- [SHORT TASK]: Reproduce the line that contains "Read the values" and every line after it through the end of the records, exactly, with nothing added.

- [RECORD SET]:

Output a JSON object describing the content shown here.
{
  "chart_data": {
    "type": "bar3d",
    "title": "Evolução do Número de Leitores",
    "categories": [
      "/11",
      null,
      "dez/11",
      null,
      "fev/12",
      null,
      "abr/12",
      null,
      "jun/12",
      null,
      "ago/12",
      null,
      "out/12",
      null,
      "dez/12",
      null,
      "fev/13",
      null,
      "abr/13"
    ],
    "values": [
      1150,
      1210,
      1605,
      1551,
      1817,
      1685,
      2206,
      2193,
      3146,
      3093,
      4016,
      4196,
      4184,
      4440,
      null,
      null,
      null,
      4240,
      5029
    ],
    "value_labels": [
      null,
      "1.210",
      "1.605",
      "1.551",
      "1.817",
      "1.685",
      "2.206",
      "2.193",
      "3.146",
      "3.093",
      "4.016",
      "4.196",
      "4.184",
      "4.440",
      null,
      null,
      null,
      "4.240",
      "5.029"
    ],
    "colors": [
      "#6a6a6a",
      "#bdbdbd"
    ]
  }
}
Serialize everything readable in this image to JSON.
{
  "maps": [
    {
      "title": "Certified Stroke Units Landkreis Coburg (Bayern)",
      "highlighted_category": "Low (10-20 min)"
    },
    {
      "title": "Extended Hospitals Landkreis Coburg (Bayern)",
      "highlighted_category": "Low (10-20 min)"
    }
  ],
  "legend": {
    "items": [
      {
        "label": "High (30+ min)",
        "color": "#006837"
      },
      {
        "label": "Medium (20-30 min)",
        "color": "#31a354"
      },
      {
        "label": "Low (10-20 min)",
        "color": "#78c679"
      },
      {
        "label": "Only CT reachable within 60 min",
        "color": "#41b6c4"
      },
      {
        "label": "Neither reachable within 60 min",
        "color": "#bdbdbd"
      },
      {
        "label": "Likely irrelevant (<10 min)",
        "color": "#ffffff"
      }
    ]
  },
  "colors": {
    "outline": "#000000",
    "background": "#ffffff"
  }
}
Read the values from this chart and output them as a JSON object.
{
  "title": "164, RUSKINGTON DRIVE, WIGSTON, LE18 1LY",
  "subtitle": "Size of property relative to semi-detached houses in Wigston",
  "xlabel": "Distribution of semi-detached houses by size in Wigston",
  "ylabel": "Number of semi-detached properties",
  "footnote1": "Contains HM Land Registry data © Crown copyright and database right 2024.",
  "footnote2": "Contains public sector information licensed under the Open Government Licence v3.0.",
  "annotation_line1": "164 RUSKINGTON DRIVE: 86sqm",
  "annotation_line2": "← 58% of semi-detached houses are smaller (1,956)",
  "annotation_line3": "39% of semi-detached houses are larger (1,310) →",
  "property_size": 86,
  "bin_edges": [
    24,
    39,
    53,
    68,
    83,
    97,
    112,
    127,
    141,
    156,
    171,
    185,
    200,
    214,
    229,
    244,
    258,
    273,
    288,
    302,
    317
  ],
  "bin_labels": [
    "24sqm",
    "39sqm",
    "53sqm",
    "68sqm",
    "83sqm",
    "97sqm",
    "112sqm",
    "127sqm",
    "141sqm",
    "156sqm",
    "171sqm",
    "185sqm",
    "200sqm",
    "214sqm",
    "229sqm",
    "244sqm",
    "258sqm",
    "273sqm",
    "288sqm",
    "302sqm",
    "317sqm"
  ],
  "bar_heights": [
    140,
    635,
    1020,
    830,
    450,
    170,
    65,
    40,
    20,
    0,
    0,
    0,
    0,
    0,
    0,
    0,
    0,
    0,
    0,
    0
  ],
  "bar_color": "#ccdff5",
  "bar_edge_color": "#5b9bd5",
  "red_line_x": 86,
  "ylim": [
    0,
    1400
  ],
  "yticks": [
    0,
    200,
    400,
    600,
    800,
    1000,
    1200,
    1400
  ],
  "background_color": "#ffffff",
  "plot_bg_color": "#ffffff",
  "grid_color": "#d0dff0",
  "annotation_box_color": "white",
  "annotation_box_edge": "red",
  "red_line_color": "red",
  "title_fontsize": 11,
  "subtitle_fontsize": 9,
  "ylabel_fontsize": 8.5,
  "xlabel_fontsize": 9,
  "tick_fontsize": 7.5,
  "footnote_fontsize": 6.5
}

- [REPLY]:
Read the values from this chart and output them as a JSON object.
{
  "title": "164, RUSKINGTON DRIVE, WIGSTON, LE18 1LY",
  "subtitle": "Size of property relative to semi-detached houses in Wigston",
  "xlabel": "Distribution of semi-detached houses by size in Wigston",
  "ylabel": "Number of semi-detached properties",
  "footnote1": "Contains HM Land Registry data © Crown copyright and database right 2024.",
  "footnote2": "Contains public sector information licensed under the Open Government Licence v3.0.",
  "annotation_line1": "164 RUSKINGTON DRIVE: 86sqm",
  "annotation_line2": "← 58% of semi-detached houses are smaller (1,956)",
  "annotation_line3": "39% of semi-detached houses are larger (1,310) →",
  "property_size": 86,
  "bin_edges": [
    24,
    39,
    53,
    68,
    83,
    97,
    112,
    127,
    141,
    156,
    171,
    185,
    200,
    214,
    229,
    244,
    258,
    273,
    288,
    302,
    317
  ],
  "bin_labels": [
    "24sqm",
    "39sqm",
    "53sqm",
    "68sqm",
    "83sqm",
    "97sqm",
    "112sqm",
    "127sqm",
    "141sqm",
    "156sqm",
    "171sqm",
    "185sqm",
    "200sqm",
    "214sqm",
    "229sqm",
    "244sqm",
    "258sqm",
    "273sqm",
    "288sqm",
    "302sqm",
    "317sqm"
  ],
  "bar_heights": [
    140,
    635,
    1020,
    830,
    450,
    170,
    65,
    40,
    20,
    0,
    0,
    0,
    0,
    0,
    0,
    0,
    0,
    0,
    0,
    0
  ],
  "bar_color": "#ccdff5",
  "bar_edge_color": "#5b9bd5",
  "red_line_x": 86,
  "ylim": [
    0,
    1400
  ],
  "yticks": [
    0,
    200,
    400,
    600,
    800,
    1000,
    1200,
    1400
  ],
  "background_color": "#ffffff",
  "plot_bg_color": "#ffffff",
  "grid_color": "#d0dff0",
  "annotation_box_color": "white",
  "annotation_box_edge": "red",
  "red_line_color": "red",
  "title_fontsize": 11,
  "subtitle_fontsize": 9,
  "ylabel_fontsize": 8.5,
  "xlabel_fontsize": 9,
  "tick_fontsize": 7.5,
  "footnote_fontsize": 6.5
}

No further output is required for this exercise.